QUOTED PASSAGE —
━━━━━━
Why Opposition unity will remain a pipe dream

This year we shall see a most interesting political scenario for all the non-partisan watchers when the civic, parliamentary and particularly presidential elections take place at the end. 

A lot of acting will be by the ruling party. The leaders will try to latch onto somebody to succeed a man who has always maintained that none of his dedicated lieutenants is capable of taking over. 

But the true farce and absurdity will come from the opposition leaders as they jostle with one another to find a joint presidential candidate. 

There is no prize for guessing whether or not the Opposition chiefs - Mr Mwai Kibaki of the Democratic Party of Kenya, Mr Michael Wamalwa of Ford-Kenya, Mrs Charity Ngilu of the National Party of Kenya (NPK) and Mr Simeon Nyachae of Ford-People - will agree on a formula to decide who should bell the cat. 

For, in this case, they all want to be given that singular opportunity. As in the first multi-party General Election (1992) and the second (1997), the anticipated miracle of such Opposition unity will not happen because of the hypocrisy that characterises the leaders.
━━━━━━
EXTRACTED DATA —
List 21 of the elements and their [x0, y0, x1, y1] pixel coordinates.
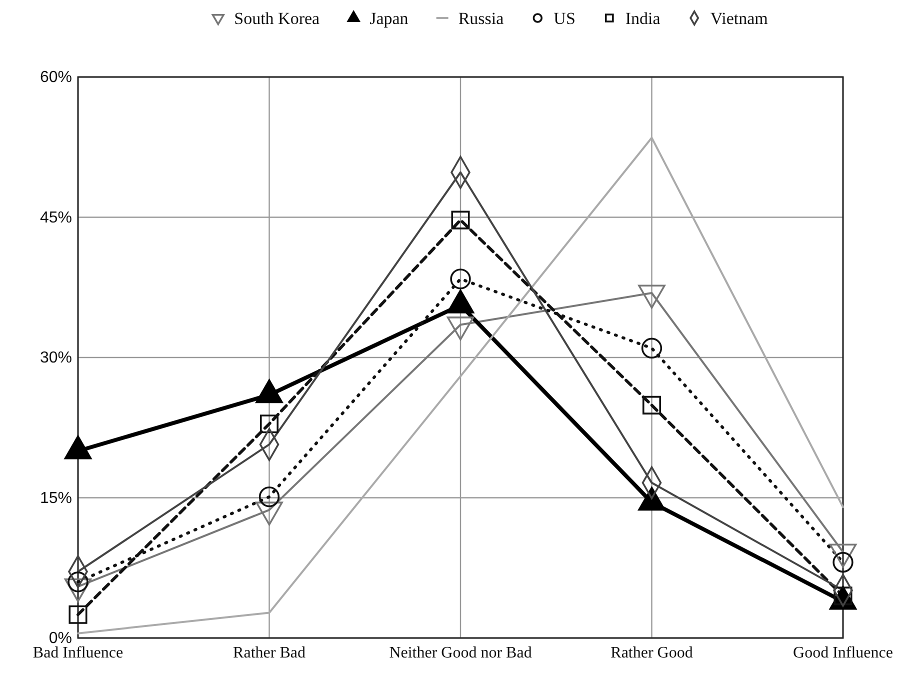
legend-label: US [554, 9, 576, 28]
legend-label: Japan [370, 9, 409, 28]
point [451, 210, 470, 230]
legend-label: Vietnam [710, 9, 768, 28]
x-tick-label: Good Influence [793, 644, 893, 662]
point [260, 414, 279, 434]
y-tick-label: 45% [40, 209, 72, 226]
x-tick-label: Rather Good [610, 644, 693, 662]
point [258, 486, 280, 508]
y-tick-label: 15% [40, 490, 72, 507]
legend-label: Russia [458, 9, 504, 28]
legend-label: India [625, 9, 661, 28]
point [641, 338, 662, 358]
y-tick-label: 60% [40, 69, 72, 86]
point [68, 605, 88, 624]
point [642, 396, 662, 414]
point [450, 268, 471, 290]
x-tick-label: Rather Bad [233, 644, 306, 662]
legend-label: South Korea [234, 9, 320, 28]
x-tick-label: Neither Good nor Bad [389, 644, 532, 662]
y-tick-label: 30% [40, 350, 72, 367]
━━━━━━
WHAT NEEDS TO BE DONE — List each Opposition chief that the piece on Opposition unity names, together with that person's party.

ANSWER FOR THE TASK —
- Mr Mwai Kibaki, Democratic Party of Kenya
- Mr Michael Wamalwa, Ford-Kenya
- Mrs Charity Ngilu, National Party of Kenya (NPK)
- Mr Simeon Nyachae, Ford-People